> _What is being asked_:
Repeat, exactly and in full, the lines of the listing below, but without any pictures.
== Data section
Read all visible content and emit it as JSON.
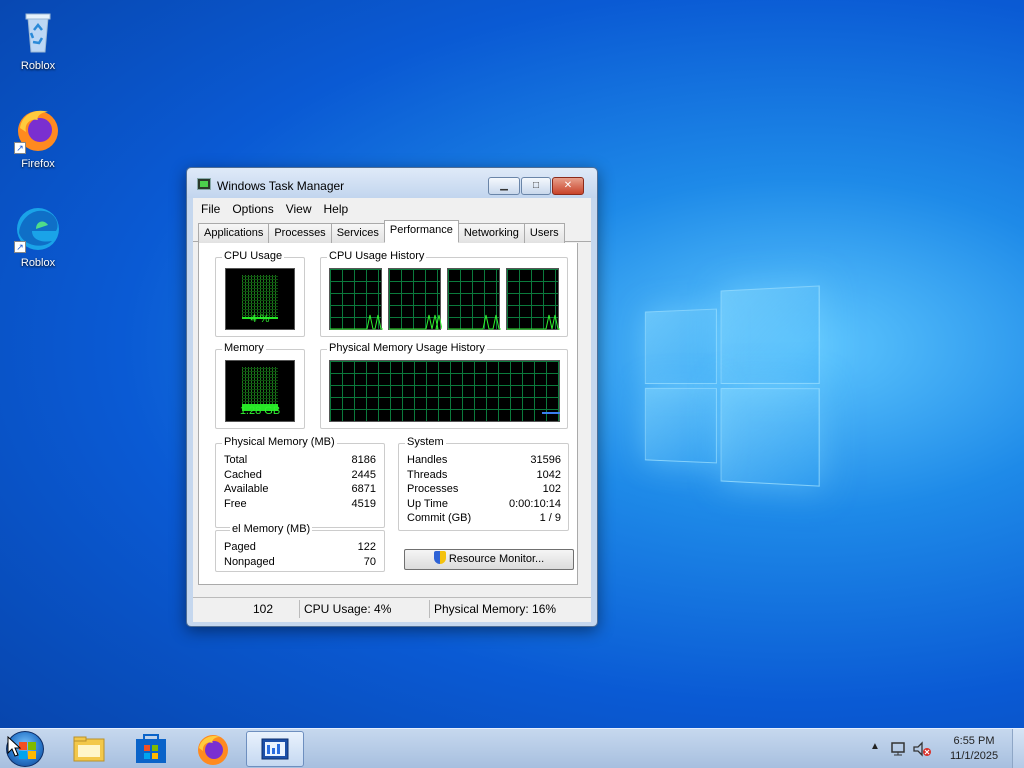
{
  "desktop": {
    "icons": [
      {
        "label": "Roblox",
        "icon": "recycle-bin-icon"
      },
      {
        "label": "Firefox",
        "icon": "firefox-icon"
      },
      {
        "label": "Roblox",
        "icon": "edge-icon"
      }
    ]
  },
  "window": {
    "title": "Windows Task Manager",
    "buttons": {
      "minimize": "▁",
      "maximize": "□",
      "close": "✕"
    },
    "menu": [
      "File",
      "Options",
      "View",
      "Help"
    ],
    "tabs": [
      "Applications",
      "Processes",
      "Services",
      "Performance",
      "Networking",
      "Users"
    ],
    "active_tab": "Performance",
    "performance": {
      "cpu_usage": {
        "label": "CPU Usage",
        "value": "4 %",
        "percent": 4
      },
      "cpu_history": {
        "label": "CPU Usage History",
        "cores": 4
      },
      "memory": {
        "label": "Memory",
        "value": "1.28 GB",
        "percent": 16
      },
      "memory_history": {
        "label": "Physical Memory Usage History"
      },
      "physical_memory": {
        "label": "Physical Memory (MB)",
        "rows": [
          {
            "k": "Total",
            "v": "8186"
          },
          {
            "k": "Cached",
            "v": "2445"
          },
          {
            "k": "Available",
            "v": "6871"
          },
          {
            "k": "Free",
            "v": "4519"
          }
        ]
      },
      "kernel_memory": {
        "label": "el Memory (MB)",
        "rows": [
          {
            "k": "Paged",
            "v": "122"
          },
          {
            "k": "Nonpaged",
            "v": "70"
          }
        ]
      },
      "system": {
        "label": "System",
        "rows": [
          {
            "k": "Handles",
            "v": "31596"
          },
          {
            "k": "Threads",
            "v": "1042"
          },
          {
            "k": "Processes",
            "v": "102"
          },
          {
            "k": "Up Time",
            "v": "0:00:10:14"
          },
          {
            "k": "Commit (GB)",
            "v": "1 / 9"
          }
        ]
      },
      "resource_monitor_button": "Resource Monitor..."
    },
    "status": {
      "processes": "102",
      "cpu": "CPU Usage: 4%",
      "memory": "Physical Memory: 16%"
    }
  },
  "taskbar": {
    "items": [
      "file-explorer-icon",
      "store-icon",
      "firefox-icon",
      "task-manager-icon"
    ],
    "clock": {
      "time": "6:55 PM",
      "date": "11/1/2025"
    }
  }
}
====
> _Full answer_:
Read all visible content and emit it as JSON.
{
  "desktop": {
    "icons": [
      {
        "label": "Roblox",
        "icon": "recycle-bin-icon"
      },
      {
        "label": "Firefox",
        "icon": "firefox-icon"
      },
      {
        "label": "Roblox",
        "icon": "edge-icon"
      }
    ]
  },
  "window": {
    "title": "Windows Task Manager",
    "buttons": {
      "minimize": "▁",
      "maximize": "□",
      "close": "✕"
    },
    "menu": [
      "File",
      "Options",
      "View",
      "Help"
    ],
    "tabs": [
      "Applications",
      "Processes",
      "Services",
      "Performance",
      "Networking",
      "Users"
    ],
    "active_tab": "Performance",
    "performance": {
      "cpu_usage": {
        "label": "CPU Usage",
        "value": "4 %",
        "percent": 4
      },
      "cpu_history": {
        "label": "CPU Usage History",
        "cores": 4
      },
      "memory": {
        "label": "Memory",
        "value": "1.28 GB",
        "percent": 16
      },
      "memory_history": {
        "label": "Physical Memory Usage History"
      },
      "physical_memory": {
        "label": "Physical Memory (MB)",
        "rows": [
          {
            "k": "Total",
            "v": "8186"
          },
          {
            "k": "Cached",
            "v": "2445"
          },
          {
            "k": "Available",
            "v": "6871"
          },
          {
            "k": "Free",
            "v": "4519"
          }
        ]
      },
      "kernel_memory": {
        "label": "el Memory (MB)",
        "rows": [
          {
            "k": "Paged",
            "v": "122"
          },
          {
            "k": "Nonpaged",
            "v": "70"
          }
        ]
      },
      "system": {
        "label": "System",
        "rows": [
          {
            "k": "Handles",
            "v": "31596"
          },
          {
            "k": "Threads",
            "v": "1042"
          },
          {
            "k": "Processes",
            "v": "102"
          },
          {
            "k": "Up Time",
            "v": "0:00:10:14"
          },
          {
            "k": "Commit (GB)",
            "v": "1 / 9"
          }
        ]
      },
      "resource_monitor_button": "Resource Monitor..."
    },
    "status": {
      "processes": "102",
      "cpu": "CPU Usage: 4%",
      "memory": "Physical Memory: 16%"
    }
  },
  "taskbar": {
    "items": [
      "file-explorer-icon",
      "store-icon",
      "firefox-icon",
      "task-manager-icon"
    ],
    "clock": {
      "time": "6:55 PM",
      "date": "11/1/2025"
    }
  }
}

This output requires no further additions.